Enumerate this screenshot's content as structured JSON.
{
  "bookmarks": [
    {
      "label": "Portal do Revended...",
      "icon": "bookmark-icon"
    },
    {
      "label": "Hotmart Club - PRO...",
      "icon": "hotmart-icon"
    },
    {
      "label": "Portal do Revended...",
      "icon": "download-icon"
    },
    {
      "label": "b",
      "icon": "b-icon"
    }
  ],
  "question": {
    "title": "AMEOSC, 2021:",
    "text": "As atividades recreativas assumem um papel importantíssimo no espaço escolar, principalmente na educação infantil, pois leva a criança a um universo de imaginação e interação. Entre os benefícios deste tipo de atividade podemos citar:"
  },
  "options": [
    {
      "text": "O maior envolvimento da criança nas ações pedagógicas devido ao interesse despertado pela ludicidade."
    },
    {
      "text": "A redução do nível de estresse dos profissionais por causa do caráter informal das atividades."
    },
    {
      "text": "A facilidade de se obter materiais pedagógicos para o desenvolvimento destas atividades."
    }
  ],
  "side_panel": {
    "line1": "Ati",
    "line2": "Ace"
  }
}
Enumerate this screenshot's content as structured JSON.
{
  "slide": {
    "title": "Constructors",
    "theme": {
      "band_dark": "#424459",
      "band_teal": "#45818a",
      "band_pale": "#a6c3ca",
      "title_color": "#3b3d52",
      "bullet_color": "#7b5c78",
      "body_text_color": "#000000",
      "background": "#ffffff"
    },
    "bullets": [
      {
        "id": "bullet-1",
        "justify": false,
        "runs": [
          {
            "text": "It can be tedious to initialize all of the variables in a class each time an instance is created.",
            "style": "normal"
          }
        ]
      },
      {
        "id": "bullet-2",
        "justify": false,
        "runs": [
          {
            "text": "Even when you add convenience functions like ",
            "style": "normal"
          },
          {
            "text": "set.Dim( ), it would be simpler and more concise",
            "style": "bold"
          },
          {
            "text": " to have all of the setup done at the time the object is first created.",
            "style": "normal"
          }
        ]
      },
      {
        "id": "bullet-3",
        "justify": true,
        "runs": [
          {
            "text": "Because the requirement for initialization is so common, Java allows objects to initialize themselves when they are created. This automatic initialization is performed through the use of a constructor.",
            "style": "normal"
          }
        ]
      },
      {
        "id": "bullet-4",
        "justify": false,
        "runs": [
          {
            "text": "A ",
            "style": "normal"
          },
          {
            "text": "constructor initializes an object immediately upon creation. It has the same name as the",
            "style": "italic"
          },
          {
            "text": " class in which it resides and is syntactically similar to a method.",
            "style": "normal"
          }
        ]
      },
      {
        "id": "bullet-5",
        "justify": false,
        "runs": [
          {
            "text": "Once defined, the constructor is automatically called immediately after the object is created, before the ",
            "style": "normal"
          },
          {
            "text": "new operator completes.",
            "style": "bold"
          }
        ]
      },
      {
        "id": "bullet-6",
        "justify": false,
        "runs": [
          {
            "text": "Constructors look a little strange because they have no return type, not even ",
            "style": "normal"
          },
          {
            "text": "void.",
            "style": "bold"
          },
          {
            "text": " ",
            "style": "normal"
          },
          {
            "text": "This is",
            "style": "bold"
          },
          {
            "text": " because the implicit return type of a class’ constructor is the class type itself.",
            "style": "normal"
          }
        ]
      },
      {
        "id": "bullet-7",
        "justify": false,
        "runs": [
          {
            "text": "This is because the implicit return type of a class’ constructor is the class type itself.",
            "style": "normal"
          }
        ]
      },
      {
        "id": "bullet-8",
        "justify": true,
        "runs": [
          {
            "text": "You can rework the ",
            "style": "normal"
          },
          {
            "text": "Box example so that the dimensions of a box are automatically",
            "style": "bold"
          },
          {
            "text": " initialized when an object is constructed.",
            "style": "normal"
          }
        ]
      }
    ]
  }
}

━━━━━━━━━━━━━━━━

● **THE TASK**
Output all of the material exactly as written.

● **THE SOLUTION**
Enumerate this screenshot's content as structured JSON.
{
  "bookmarks": [
    {
      "label": "Portal do Revended...",
      "icon": "bookmark-icon"
    },
    {
      "label": "Hotmart Club - PRO...",
      "icon": "hotmart-icon"
    },
    {
      "label": "Portal do Revended...",
      "icon": "download-icon"
    },
    {
      "label": "b",
      "icon": "b-icon"
    }
  ],
  "question": {
    "title": "AMEOSC, 2021:",
    "text": "As atividades recreativas assumem um papel importantíssimo no espaço escolar, principalmente na educação infantil, pois leva a criança a um universo de imaginação e interação. Entre os benefícios deste tipo de atividade podemos citar:"
  },
  "options": [
    {
      "text": "O maior envolvimento da criança nas ações pedagógicas devido ao interesse despertado pela ludicidade."
    },
    {
      "text": "A redução do nível de estresse dos profissionais por causa do caráter informal das atividades."
    },
    {
      "text": "A facilidade de se obter materiais pedagógicos para o desenvolvimento destas atividades."
    }
  ],
  "side_panel": {
    "line1": "Ati",
    "line2": "Ace"
  }
}
Enumerate this screenshot's content as structured JSON.
{
  "slide": {
    "title": "Constructors",
    "theme": {
      "band_dark": "#424459",
      "band_teal": "#45818a",
      "band_pale": "#a6c3ca",
      "title_color": "#3b3d52",
      "bullet_color": "#7b5c78",
      "body_text_color": "#000000",
      "background": "#ffffff"
    },
    "bullets": [
      {
        "id": "bullet-1",
        "justify": false,
        "runs": [
          {
            "text": "It can be tedious to initialize all of the variables in a class each time an instance is created.",
            "style": "normal"
          }
        ]
      },
      {
        "id": "bullet-2",
        "justify": false,
        "runs": [
          {
            "text": "Even when you add convenience functions like ",
            "style": "normal"
          },
          {
            "text": "set.Dim( ), it would be simpler and more concise",
            "style": "bold"
          },
          {
            "text": " to have all of the setup done at the time the object is first created.",
            "style": "normal"
          }
        ]
      },
      {
        "id": "bullet-3",
        "justify": true,
        "runs": [
          {
            "text": "Because the requirement for initialization is so common, Java allows objects to initialize themselves when they are created. This automatic initialization is performed through the use of a constructor.",
            "style": "normal"
          }
        ]
      },
      {
        "id": "bullet-4",
        "justify": false,
        "runs": [
          {
            "text": "A ",
            "style": "normal"
          },
          {
            "text": "constructor initializes an object immediately upon creation. It has the same name as the",
            "style": "italic"
          },
          {
            "text": " class in which it resides and is syntactically similar to a method.",
            "style": "normal"
          }
        ]
      },
      {
        "id": "bullet-5",
        "justify": false,
        "runs": [
          {
            "text": "Once defined, the constructor is automatically called immediately after the object is created, before the ",
            "style": "normal"
          },
          {
            "text": "new operator completes.",
            "style": "bold"
          }
        ]
      },
      {
        "id": "bullet-6",
        "justify": false,
        "runs": [
          {
            "text": "Constructors look a little strange because they have no return type, not even ",
            "style": "normal"
          },
          {
            "text": "void.",
            "style": "bold"
          },
          {
            "text": " ",
            "style": "normal"
          },
          {
            "text": "This is",
            "style": "bold"
          },
          {
            "text": " because the implicit return type of a class’ constructor is the class type itself.",
            "style": "normal"
          }
        ]
      },
      {
        "id": "bullet-7",
        "justify": false,
        "runs": [
          {
            "text": "This is because the implicit return type of a class’ constructor is the class type itself.",
            "style": "normal"
          }
        ]
      },
      {
        "id": "bullet-8",
        "justify": true,
        "runs": [
          {
            "text": "You can rework the ",
            "style": "normal"
          },
          {
            "text": "Box example so that the dimensions of a box are automatically",
            "style": "bold"
          },
          {
            "text": " initialized when an object is constructed.",
            "style": "normal"
          }
        ]
      }
    ]
  }
}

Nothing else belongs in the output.